Search the records below for the word "Věděli". Pull out each line that has it.

===== MATERIAL PROVIDED

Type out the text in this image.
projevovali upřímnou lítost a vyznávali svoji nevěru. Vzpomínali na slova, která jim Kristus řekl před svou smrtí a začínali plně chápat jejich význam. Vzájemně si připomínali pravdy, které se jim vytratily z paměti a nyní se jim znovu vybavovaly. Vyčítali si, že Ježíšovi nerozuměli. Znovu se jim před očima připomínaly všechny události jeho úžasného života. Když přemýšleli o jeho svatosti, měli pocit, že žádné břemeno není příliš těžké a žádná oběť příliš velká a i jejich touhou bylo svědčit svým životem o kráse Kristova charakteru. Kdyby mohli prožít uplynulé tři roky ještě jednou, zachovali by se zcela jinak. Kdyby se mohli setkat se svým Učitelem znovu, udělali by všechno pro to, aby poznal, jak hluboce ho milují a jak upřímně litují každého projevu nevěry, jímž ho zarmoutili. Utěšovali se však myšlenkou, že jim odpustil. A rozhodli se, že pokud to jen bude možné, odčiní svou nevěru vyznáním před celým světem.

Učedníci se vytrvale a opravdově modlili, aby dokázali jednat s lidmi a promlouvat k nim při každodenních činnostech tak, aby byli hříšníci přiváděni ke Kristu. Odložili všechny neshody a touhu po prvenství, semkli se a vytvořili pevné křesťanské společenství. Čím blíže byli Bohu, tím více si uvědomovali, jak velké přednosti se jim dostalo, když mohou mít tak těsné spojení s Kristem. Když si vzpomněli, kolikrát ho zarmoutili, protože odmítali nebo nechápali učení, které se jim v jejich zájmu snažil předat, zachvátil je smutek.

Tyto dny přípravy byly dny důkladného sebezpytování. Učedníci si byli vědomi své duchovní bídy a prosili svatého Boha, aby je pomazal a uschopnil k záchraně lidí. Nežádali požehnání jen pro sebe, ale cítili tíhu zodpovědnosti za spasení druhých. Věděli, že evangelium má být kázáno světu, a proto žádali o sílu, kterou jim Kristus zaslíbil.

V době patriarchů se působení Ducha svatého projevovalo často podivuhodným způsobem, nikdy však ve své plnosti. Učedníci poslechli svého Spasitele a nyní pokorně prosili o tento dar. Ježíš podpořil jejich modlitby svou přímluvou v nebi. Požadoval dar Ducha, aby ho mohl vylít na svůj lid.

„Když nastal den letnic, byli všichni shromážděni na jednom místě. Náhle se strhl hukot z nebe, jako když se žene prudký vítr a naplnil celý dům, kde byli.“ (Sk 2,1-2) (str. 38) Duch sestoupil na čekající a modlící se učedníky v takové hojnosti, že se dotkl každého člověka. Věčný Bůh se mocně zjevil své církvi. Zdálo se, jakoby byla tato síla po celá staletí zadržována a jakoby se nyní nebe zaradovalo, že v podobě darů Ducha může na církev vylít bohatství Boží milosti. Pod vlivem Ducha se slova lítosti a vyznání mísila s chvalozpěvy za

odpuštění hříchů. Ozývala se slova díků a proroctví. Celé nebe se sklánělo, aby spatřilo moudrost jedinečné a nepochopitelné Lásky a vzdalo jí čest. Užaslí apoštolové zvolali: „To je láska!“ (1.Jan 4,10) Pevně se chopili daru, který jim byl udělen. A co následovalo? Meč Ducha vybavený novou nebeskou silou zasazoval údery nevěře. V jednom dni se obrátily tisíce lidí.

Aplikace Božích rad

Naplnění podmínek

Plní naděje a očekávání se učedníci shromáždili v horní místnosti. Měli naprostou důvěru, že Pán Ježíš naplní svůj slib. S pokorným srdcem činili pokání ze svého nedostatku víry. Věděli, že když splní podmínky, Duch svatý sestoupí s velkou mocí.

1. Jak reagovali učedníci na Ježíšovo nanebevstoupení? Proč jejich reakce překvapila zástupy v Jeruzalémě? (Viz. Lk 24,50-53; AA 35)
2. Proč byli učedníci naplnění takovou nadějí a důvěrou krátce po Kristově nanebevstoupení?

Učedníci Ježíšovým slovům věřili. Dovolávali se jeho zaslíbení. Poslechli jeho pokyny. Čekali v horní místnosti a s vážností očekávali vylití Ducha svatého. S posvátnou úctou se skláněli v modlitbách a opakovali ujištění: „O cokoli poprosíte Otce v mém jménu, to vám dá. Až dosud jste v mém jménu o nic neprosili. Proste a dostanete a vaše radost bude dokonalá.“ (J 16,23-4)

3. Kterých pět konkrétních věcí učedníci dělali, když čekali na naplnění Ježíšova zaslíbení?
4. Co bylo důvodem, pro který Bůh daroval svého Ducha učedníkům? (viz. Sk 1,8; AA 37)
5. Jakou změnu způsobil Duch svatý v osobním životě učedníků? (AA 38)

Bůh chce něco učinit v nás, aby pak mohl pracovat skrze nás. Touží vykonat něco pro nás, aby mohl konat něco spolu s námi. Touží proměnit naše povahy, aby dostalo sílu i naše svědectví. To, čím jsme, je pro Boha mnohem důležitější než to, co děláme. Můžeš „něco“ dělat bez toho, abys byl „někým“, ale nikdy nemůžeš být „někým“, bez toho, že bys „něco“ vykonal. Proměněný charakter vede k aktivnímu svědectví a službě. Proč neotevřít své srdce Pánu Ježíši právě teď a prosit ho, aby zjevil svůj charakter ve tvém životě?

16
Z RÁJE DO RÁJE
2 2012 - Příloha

==========

ANSWER FOR THE TASK:
Tyto dny přípravy byly dny důkladného sebezpytování. Učedníci si byli vědomi své duchovní bídy a prosili svatého Boha, aby je pomazal a uschopnil k záchraně lidí. Nežádali požehnání jen pro sebe, ale cítili tíhu zodpovědnosti za spasení druhých. Věděli, že evangelium má být kázáno světu, a proto žádali o sílu, kterou jim Kristus zaslíbil.
Plní naděje a očekávání se učedníci shromáždili v horní místnosti. Měli naprostou důvěru, že Pán Ježíš naplní svůj slib. S pokorným srdcem činili pokání ze svého nedostatku víry. Věděli, že když splní podmínky, Duch svatý sestoupí s velkou mocí.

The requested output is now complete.